→ **Prompt**
Repeat the full listing below verbatim and keep the images out.

→ **Data extract**
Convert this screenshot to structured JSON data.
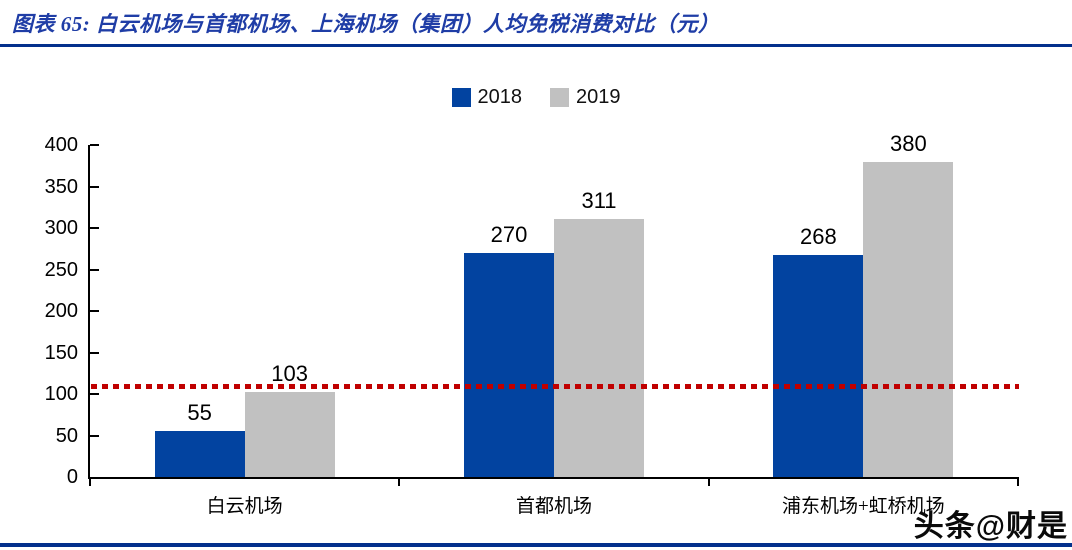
{
  "header": {
    "title": "图表 65:  白云机场与首都机场、上海机场（集团）人均免税消费对比（元）"
  },
  "chart_data": {
    "type": "bar",
    "title": "白云机场与首都机场、上海机场（集团）人均免税消费对比（元）",
    "categories": [
      "白云机场",
      "首都机场",
      "浦东机场+虹桥机场"
    ],
    "series": [
      {
        "name": "2018",
        "color": "#0243A0",
        "values": [
          55,
          270,
          268
        ]
      },
      {
        "name": "2019",
        "color": "#C1C1C1",
        "values": [
          103,
          311,
          380
        ]
      }
    ],
    "ylim": [
      0,
      400
    ],
    "yticks": [
      0,
      50,
      100,
      150,
      200,
      250,
      300,
      350,
      400
    ],
    "reference_line": {
      "value": 110,
      "color": "#C00000",
      "style": "dotted"
    },
    "legend_position": "top-center",
    "grid": false,
    "data_labels": true
  },
  "watermark": "头条@财是",
  "colors": {
    "accent_navy": "#03308C",
    "title_text": "#1F3DA6",
    "bar_2018": "#0243A0",
    "bar_2019": "#C1C1C1",
    "reference_red": "#C00000",
    "axis_black": "#000000"
  }
}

→ **Worked solution**
Convert this screenshot to structured JSON data.
{
  "header": {
    "title": "图表 65:  白云机场与首都机场、上海机场（集团）人均免税消费对比（元）"
  },
  "chart_data": {
    "type": "bar",
    "title": "白云机场与首都机场、上海机场（集团）人均免税消费对比（元）",
    "categories": [
      "白云机场",
      "首都机场",
      "浦东机场+虹桥机场"
    ],
    "series": [
      {
        "name": "2018",
        "color": "#0243A0",
        "values": [
          55,
          270,
          268
        ]
      },
      {
        "name": "2019",
        "color": "#C1C1C1",
        "values": [
          103,
          311,
          380
        ]
      }
    ],
    "ylim": [
      0,
      400
    ],
    "yticks": [
      0,
      50,
      100,
      150,
      200,
      250,
      300,
      350,
      400
    ],
    "reference_line": {
      "value": 110,
      "color": "#C00000",
      "style": "dotted"
    },
    "legend_position": "top-center",
    "grid": false,
    "data_labels": true
  },
  "watermark": "头条@财是",
  "colors": {
    "accent_navy": "#03308C",
    "title_text": "#1F3DA6",
    "bar_2018": "#0243A0",
    "bar_2019": "#C1C1C1",
    "reference_red": "#C00000",
    "axis_black": "#000000"
  }
}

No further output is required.